→ Your instructions
Extract each line of the listing below that contains the string "dsub", treating uppercase and lowercase letters as different.
** START OF Stored rows **
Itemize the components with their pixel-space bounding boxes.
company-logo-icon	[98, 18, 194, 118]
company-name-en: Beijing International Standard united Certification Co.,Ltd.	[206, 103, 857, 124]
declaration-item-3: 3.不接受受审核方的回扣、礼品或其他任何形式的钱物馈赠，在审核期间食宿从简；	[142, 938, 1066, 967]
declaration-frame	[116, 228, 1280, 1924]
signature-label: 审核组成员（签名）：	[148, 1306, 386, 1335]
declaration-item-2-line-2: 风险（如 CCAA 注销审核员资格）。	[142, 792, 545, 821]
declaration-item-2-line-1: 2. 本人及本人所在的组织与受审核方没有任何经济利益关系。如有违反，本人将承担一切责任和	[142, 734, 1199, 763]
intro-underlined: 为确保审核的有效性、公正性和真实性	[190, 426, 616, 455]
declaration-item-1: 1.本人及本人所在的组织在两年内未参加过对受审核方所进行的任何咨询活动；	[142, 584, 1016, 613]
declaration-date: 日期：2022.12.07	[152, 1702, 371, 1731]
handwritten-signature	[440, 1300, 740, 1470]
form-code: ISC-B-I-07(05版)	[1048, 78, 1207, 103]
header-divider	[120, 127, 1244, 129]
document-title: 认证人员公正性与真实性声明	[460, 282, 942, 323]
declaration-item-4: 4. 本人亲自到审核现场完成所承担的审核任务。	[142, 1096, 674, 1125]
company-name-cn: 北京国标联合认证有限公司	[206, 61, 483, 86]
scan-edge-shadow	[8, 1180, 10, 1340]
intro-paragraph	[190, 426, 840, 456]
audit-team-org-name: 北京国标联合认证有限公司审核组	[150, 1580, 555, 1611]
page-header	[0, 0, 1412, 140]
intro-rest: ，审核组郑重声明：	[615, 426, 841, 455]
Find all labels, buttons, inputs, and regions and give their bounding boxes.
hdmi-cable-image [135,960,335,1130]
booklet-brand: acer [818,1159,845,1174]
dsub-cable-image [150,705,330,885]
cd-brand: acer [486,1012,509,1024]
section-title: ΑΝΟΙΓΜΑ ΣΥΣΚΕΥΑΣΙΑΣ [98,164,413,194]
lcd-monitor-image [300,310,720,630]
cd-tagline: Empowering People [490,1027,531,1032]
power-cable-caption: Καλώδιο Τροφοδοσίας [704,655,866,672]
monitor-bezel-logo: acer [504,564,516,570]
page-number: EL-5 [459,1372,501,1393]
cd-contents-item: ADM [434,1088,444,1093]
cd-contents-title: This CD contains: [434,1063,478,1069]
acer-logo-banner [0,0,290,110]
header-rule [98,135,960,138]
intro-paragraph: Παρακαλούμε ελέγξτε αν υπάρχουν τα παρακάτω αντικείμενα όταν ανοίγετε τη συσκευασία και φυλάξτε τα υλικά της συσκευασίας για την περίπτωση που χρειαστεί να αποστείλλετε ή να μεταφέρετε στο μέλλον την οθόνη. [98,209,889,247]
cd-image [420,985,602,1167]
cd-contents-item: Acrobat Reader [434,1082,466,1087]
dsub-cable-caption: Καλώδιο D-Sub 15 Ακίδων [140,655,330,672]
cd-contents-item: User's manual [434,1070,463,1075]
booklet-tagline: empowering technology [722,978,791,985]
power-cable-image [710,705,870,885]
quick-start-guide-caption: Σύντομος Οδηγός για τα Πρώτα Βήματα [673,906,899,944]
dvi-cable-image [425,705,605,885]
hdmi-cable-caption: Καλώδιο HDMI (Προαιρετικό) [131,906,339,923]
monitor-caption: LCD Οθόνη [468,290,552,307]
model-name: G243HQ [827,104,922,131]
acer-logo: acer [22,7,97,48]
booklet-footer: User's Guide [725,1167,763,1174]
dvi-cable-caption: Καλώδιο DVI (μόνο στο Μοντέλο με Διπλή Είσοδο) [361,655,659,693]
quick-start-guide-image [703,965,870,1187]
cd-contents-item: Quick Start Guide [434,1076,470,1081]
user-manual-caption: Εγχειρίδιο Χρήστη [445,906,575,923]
** END OF Stored rows **
→ Result
dsub-cable-image [150,705,330,885]
dsub-cable-caption: Καλώδιο D-Sub 15 Ακίδων [140,655,330,672]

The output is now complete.